[START GIVEN RECORDS]

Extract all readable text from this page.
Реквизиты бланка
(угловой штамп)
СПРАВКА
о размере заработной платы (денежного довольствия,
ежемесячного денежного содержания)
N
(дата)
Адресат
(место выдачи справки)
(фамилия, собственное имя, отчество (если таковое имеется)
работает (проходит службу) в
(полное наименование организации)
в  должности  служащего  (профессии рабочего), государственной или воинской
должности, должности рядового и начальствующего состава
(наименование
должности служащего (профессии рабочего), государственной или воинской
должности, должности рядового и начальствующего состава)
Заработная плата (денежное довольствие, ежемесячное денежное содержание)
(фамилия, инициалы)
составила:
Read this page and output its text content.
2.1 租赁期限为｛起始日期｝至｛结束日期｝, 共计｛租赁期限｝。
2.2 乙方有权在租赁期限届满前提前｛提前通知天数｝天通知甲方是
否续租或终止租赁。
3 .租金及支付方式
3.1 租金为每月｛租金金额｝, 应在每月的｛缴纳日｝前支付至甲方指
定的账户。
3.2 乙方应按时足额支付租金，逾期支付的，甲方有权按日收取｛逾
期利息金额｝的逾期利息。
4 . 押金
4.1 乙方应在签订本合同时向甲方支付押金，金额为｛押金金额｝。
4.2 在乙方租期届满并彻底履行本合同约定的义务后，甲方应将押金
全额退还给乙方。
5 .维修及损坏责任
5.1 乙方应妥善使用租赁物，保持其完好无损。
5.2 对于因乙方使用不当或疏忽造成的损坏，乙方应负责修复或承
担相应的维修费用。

[END GIVEN RECORDS]

Copy out each line exactly.

Extract all readable text from this page.
Реквизиты бланка
(угловой штамп)
СПРАВКА
о размере заработной платы (денежного довольствия,
ежемесячного денежного содержания)
N
(дата)
Адресат
(место выдачи справки)
(фамилия, собственное имя, отчество (если таковое имеется)
работает (проходит службу) в
(полное наименование организации)
в  должности  служащего  (профессии рабочего), государственной или воинской
должности, должности рядового и начальствующего состава
(наименование
должности служащего (профессии рабочего), государственной или воинской
должности, должности рядового и начальствующего состава)
Заработная плата (денежное довольствие, ежемесячное денежное содержание)
(фамилия, инициалы)
составила:
Read this page and output its text content.
2.1 租赁期限为｛起始日期｝至｛结束日期｝, 共计｛租赁期限｝。
2.2 乙方有权在租赁期限届满前提前｛提前通知天数｝天通知甲方是
否续租或终止租赁。
3 .租金及支付方式
3.1 租金为每月｛租金金额｝, 应在每月的｛缴纳日｝前支付至甲方指
定的账户。
3.2 乙方应按时足额支付租金，逾期支付的，甲方有权按日收取｛逾
期利息金额｝的逾期利息。
4 . 押金
4.1 乙方应在签订本合同时向甲方支付押金，金额为｛押金金额｝。
4.2 在乙方租期届满并彻底履行本合同约定的义务后，甲方应将押金
全额退还给乙方。
5 .维修及损坏责任
5.1 乙方应妥善使用租赁物，保持其完好无损。
5.2 对于因乙方使用不当或疏忽造成的损坏，乙方应负责修复或承
担相应的维修费用。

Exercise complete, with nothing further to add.